— START Dataset entries —
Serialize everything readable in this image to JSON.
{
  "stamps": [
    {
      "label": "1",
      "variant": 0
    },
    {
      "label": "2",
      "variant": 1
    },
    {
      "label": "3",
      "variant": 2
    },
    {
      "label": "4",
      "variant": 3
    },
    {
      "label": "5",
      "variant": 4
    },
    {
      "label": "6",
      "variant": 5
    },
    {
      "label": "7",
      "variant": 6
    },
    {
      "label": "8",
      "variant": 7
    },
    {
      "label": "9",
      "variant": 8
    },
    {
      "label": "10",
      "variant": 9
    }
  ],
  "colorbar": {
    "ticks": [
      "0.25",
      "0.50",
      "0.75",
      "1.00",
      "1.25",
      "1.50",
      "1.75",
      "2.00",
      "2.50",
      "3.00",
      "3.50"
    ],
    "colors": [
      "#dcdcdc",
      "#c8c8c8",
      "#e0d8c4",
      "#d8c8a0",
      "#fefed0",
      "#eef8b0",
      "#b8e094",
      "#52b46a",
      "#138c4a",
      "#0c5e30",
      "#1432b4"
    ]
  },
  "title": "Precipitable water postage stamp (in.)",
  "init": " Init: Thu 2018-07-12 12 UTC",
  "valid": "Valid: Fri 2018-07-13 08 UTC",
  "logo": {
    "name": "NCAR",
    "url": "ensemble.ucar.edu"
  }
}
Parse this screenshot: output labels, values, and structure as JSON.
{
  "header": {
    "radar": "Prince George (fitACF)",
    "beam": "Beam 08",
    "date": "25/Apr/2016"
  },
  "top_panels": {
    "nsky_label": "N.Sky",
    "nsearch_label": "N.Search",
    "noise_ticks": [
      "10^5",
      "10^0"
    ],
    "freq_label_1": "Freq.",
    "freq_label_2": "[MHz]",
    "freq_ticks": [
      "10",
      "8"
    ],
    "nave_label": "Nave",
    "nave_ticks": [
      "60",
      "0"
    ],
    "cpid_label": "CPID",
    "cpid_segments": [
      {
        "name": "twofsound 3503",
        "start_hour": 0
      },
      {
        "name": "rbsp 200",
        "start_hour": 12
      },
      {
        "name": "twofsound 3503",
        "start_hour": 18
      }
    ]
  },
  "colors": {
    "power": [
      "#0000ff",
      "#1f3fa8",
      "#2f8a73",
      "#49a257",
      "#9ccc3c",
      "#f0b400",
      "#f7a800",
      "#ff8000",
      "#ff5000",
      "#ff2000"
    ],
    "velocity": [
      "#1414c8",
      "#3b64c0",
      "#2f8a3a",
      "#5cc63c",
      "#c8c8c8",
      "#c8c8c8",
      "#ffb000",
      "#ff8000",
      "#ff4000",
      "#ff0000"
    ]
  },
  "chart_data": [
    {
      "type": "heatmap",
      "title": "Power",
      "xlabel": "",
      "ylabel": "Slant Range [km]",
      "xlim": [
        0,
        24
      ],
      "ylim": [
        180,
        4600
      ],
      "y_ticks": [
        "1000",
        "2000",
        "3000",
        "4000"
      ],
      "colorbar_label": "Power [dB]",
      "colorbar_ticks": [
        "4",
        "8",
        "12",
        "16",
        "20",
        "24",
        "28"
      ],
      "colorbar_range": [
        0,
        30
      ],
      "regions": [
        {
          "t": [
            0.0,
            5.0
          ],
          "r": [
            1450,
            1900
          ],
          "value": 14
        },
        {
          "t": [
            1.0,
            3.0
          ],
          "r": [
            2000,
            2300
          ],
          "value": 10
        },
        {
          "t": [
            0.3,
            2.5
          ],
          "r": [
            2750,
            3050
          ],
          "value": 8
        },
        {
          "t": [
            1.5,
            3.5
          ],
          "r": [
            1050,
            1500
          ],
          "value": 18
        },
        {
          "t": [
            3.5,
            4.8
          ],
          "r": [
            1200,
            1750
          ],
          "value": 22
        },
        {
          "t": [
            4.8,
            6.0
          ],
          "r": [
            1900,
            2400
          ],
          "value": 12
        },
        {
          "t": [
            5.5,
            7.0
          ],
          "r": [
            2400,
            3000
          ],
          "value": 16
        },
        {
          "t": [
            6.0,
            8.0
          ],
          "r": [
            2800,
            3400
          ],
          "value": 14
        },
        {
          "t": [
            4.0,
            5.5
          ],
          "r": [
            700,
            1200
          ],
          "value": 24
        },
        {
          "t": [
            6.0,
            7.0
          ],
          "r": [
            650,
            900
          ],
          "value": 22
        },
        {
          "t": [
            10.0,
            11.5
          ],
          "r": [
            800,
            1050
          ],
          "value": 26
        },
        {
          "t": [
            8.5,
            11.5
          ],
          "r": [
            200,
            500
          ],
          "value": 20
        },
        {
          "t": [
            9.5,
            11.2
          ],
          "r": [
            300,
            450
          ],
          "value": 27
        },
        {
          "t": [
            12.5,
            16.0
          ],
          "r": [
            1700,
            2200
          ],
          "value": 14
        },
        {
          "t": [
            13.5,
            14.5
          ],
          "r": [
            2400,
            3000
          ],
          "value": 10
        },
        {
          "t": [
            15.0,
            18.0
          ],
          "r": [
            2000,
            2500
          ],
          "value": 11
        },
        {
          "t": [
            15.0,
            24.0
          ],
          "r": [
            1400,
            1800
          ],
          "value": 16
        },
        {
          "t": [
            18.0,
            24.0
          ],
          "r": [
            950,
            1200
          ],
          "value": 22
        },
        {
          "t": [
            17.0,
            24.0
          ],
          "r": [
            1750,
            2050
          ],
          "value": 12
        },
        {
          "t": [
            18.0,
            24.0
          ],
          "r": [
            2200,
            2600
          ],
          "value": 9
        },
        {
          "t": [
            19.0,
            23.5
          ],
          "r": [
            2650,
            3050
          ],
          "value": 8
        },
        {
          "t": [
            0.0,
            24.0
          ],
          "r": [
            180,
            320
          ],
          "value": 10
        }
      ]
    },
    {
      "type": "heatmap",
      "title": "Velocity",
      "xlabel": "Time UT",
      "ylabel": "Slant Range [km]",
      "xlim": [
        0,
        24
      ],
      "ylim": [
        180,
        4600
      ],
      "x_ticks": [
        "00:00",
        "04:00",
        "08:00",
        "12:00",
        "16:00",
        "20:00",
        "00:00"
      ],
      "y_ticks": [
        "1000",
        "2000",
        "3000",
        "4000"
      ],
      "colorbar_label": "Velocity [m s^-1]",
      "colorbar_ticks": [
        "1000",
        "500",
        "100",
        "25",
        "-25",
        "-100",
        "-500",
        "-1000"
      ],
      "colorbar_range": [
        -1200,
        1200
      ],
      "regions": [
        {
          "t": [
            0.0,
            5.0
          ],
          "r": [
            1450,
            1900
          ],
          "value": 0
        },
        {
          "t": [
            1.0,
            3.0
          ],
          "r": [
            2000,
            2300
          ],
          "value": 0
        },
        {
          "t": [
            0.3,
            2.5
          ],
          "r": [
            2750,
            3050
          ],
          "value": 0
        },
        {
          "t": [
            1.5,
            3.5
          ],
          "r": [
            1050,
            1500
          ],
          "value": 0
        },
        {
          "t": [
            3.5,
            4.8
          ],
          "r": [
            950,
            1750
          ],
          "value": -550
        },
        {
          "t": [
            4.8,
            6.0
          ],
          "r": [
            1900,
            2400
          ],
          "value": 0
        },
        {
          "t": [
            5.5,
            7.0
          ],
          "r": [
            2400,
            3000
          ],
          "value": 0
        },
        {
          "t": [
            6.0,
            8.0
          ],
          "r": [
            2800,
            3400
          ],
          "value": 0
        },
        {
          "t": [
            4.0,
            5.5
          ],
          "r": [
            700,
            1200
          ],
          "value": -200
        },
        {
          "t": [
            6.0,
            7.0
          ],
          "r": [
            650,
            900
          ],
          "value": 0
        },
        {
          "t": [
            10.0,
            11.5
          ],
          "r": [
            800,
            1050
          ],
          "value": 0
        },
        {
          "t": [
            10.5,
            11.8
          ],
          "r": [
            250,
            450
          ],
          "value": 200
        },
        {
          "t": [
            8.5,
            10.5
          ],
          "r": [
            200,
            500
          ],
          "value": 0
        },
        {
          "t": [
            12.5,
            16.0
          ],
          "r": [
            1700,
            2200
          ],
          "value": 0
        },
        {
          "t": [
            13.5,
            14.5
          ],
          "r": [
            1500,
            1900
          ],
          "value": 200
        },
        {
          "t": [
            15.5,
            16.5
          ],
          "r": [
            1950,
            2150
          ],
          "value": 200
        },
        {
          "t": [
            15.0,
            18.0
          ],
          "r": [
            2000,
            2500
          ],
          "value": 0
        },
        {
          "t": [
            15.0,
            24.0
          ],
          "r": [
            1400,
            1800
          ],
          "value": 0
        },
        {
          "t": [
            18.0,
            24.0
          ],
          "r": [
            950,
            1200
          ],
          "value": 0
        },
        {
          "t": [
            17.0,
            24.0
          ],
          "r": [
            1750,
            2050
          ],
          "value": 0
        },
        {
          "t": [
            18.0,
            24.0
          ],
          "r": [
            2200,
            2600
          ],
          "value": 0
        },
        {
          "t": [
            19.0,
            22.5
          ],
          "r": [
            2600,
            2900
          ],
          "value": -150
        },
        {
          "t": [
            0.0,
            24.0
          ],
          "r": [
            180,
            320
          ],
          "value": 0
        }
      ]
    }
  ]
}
— END Dataset entries —
The problem: In the data above, how many lines contain the string "title"? Answer with the number only.

Correct response: 3